▸ To be done
Find the line containing "What does this" in the entries; transcribe it and all remaining lines through the end, exactly as they appear, but not the pictures.

____ Given entries

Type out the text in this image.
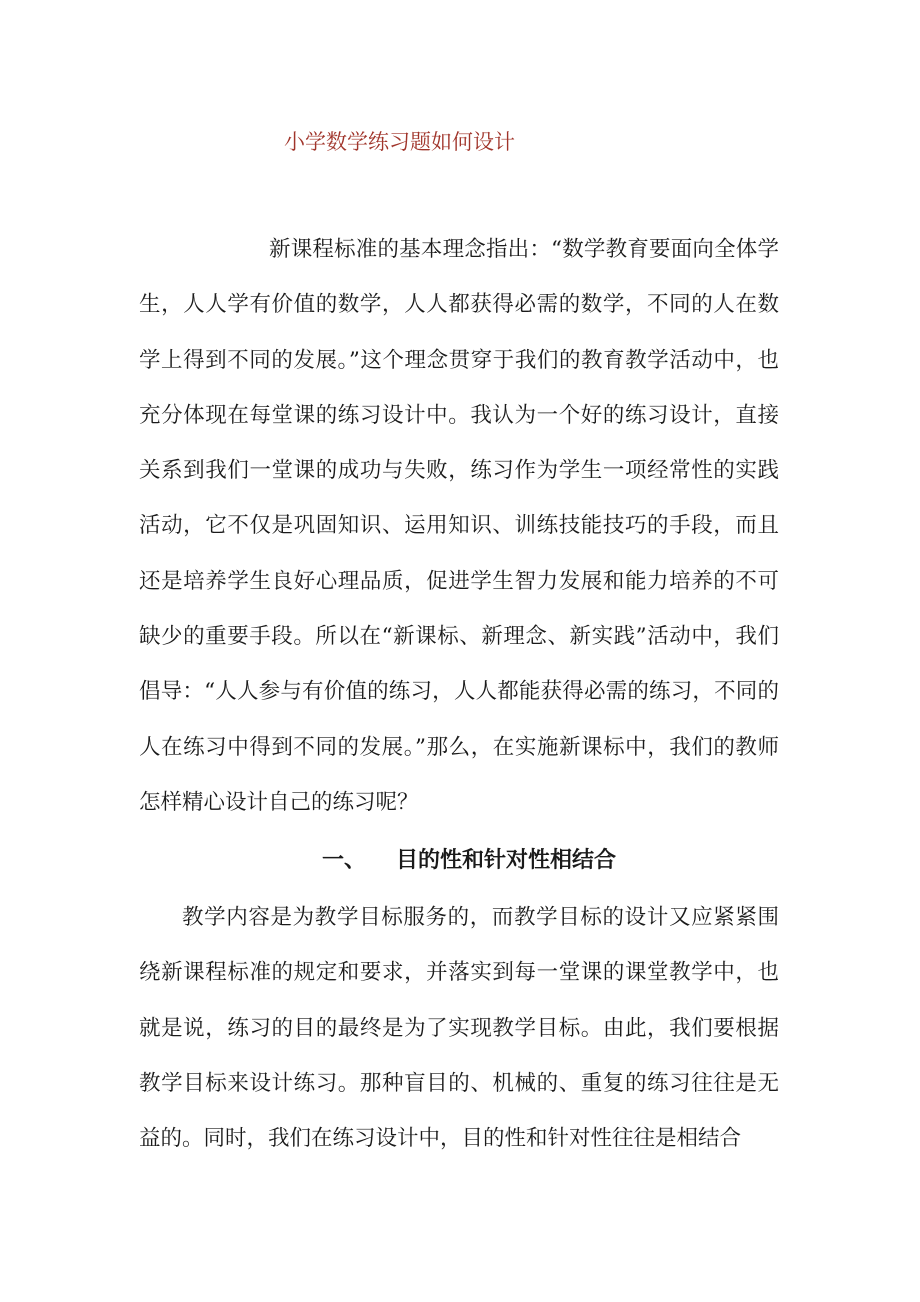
小学数学练习题如何设计

新课程标准的基本理念指出：“数学教育要面向全体学生，人人学有价值的数学，人人都获得必需的数学，不同的人在数学上得到不同的发展。”这个理念贯穿于我们的教育教学活动中，也充分体现在每堂课的练习设计中。我认为一个好的练习设计，直接关系到我们一堂课的成功与失败，练习作为学生一项经常性的实践活动，它不仅是巩固知识、运用知识、训练技能技巧的手段，而且还是培养学生良好心理品质，促进学生智力发展和能力培养的不可缺少的重要手段。所以在“新课标、新理念、新实践”活动中，我们倡导：“人人参与有价值的练习，人人都能获得必需的练习，不同的人在练习中得到不同的发展。”那么，在实施新课标中，我们的教师怎样精心设计自己的练习呢？

一、 目的性和针对性相结合

教学内容是为教学目标服务的，而教学目标的设计又应紧紧围绕新课程标准的规定和要求，并落实到每一堂课的课堂教学中，也就是说，练习的目的最终是为了实现教学目标。由此，我们要根据教学目标来设计练习。那种盲目的、机械的、重复的练习往往是无益的。同时，我们在练习设计中，目的性和针对性往往是相结合
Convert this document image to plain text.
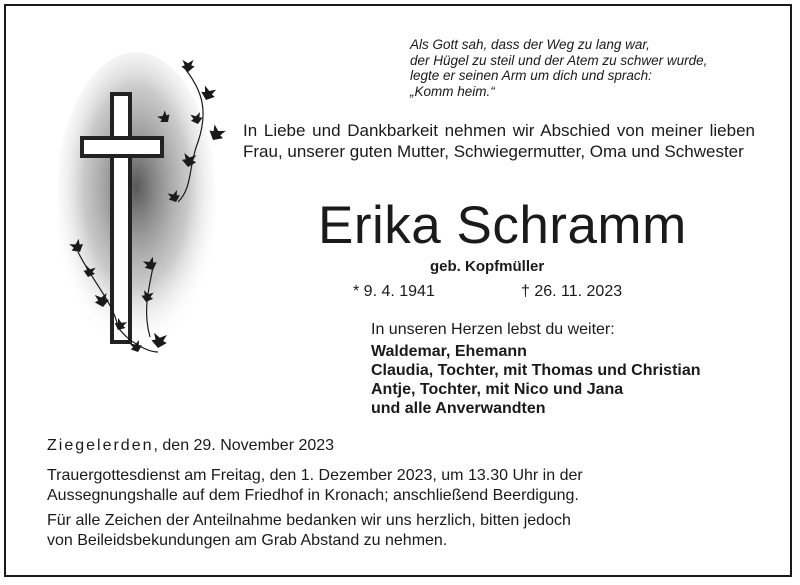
Als Gott sah, dass der Weg zu lang war,
der Hügel zu steil und der Atem zu schwer wurde,
legte er seinen Arm um dich und sprach:
„Komm heim.“
In Liebe und Dankbarkeit nehmen wir Abschied von meiner lieben Frau, unserer guten Mutter, Schwiegermutter, Oma und Schwester
Erika Schramm
geb. Kopfmüller
* 9. 4. 1941	† 26. 11. 2023
In unseren Herzen lebst du weiter:
Waldemar, Ehemann
Claudia, Tochter, mit Thomas und Christian
Antje, Tochter, mit Nico und Jana
und alle Anverwandten
Ziegelerden, den 29. November 2023
Trauergottesdienst am Freitag, den 1. Dezember 2023, um 13.30 Uhr in der
Aussegnungshalle auf dem Friedhof in Kronach; anschließend Beerdigung.
Für alle Zeichen der Anteilnahme bedanken wir uns herzlich, bitten jedoch
von Beileidsbekundungen am Grab Abstand zu nehmen.
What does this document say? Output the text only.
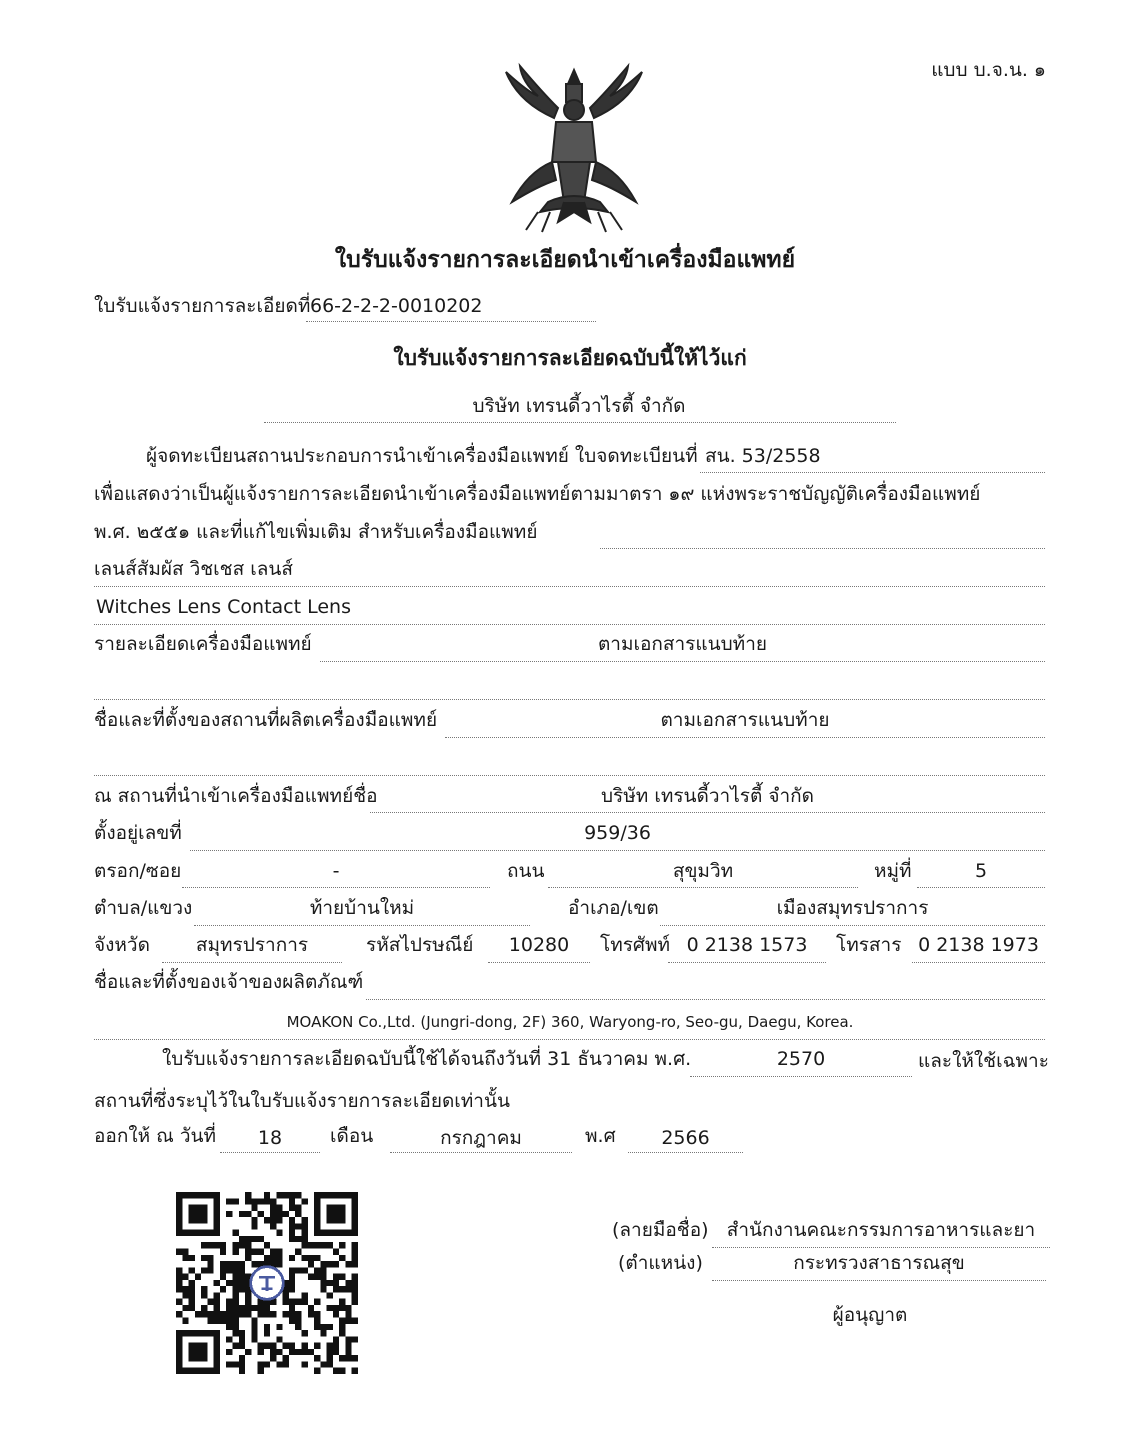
แบบ บ.จ.น. ๑
ใบรับแจ้งรายการละเอียดนำเข้าเครื่องมือแพทย์
ใบรับแจ้งรายการละเอียดที่ 66-2-2-2-0010202
ใบรับแจ้งรายการละเอียดฉบับนี้ให้ไว้แก่
บริษัท เทรนดี้วาไรตี้ จำกัด
ผู้จดทะเบียนสถานประกอบการนำเข้าเครื่องมือแพทย์ ใบจดทะเบียนที่ สน. 53/2558
เพื่อแสดงว่าเป็นผู้แจ้งรายการละเอียดนำเข้าเครื่องมือแพทย์ตามมาตรา ๑๙ แห่งพระราชบัญญัติเครื่องมือแพทย์
พ.ศ. ๒๕๕๑ และที่แก้ไขเพิ่มเติม สำหรับเครื่องมือแพทย์
เลนส์สัมผัส วิชเชส เลนส์
Witches Lens Contact Lens
รายละเอียดเครื่องมือแพทย์	ตามเอกสารแนบท้าย
ชื่อและที่ตั้งของสถานที่ผลิตเครื่องมือแพทย์	ตามเอกสารแนบท้าย
ณ สถานที่นำเข้าเครื่องมือแพทย์ชื่อ	บริษัท เทรนดี้วาไรตี้ จำกัด
ตั้งอยู่เลขที่	959/36
ตรอก/ซอย	-	ถนน	สุขุมวิท	หมู่ที่	5
ตำบล/แขวง	ท้ายบ้านใหม่	อำเภอ/เขต	เมืองสมุทรปราการ
จังหวัด	สมุทรปราการ	รหัสไปรษณีย์	10280	โทรศัพท์ 0 2138 1573	โทรสาร 0 2138 1973
ชื่อและที่ตั้งของเจ้าของผลิตภัณฑ์
MOAKON Co.,Ltd. (Jungri-dong, 2F) 360, Waryong-ro, Seo-gu, Daegu, Korea.
ใบรับแจ้งรายการละเอียดฉบับนี้ใช้ได้จนถึงวันที่ 31 ธันวาคม พ.ศ.	2570	และให้ใช้เฉพาะ
สถานที่ซึ่งระบุไว้ในใบรับแจ้งรายการละเอียดเท่านั้น
ออกให้ ณ วันที่	18	เดือน	กรกฎาคม	พ.ศ	2566
(ลายมือชื่อ) สำนักงานคณะกรรมการอาหารและยา
(ตำแหน่ง)	กระทรวงสาธารณสุข
ผู้อนุญาต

________

▸ Correct response
What does this document say? Output the text only.
แบบ บ.จ.น. ๑
ใบรับแจ้งรายการละเอียดนำเข้าเครื่องมือแพทย์
ใบรับแจ้งรายการละเอียดที่ 66-2-2-2-0010202
ใบรับแจ้งรายการละเอียดฉบับนี้ให้ไว้แก่
บริษัท เทรนดี้วาไรตี้ จำกัด
ผู้จดทะเบียนสถานประกอบการนำเข้าเครื่องมือแพทย์ ใบจดทะเบียนที่ สน. 53/2558
เพื่อแสดงว่าเป็นผู้แจ้งรายการละเอียดนำเข้าเครื่องมือแพทย์ตามมาตรา ๑๙ แห่งพระราชบัญญัติเครื่องมือแพทย์
พ.ศ. ๒๕๕๑ และที่แก้ไขเพิ่มเติม สำหรับเครื่องมือแพทย์
เลนส์สัมผัส วิชเชส เลนส์
Witches Lens Contact Lens
รายละเอียดเครื่องมือแพทย์	ตามเอกสารแนบท้าย
ชื่อและที่ตั้งของสถานที่ผลิตเครื่องมือแพทย์	ตามเอกสารแนบท้าย
ณ สถานที่นำเข้าเครื่องมือแพทย์ชื่อ	บริษัท เทรนดี้วาไรตี้ จำกัด
ตั้งอยู่เลขที่	959/36
ตรอก/ซอย	-	ถนน	สุขุมวิท	หมู่ที่	5
ตำบล/แขวง	ท้ายบ้านใหม่	อำเภอ/เขต	เมืองสมุทรปราการ
จังหวัด	สมุทรปราการ	รหัสไปรษณีย์	10280	โทรศัพท์ 0 2138 1573	โทรสาร 0 2138 1973
ชื่อและที่ตั้งของเจ้าของผลิตภัณฑ์
MOAKON Co.,Ltd. (Jungri-dong, 2F) 360, Waryong-ro, Seo-gu, Daegu, Korea.
ใบรับแจ้งรายการละเอียดฉบับนี้ใช้ได้จนถึงวันที่ 31 ธันวาคม พ.ศ.	2570	และให้ใช้เฉพาะ
สถานที่ซึ่งระบุไว้ในใบรับแจ้งรายการละเอียดเท่านั้น
ออกให้ ณ วันที่	18	เดือน	กรกฎาคม	พ.ศ	2566
(ลายมือชื่อ) สำนักงานคณะกรรมการอาหารและยา
(ตำแหน่ง)	กระทรวงสาธารณสุข
ผู้อนุญาต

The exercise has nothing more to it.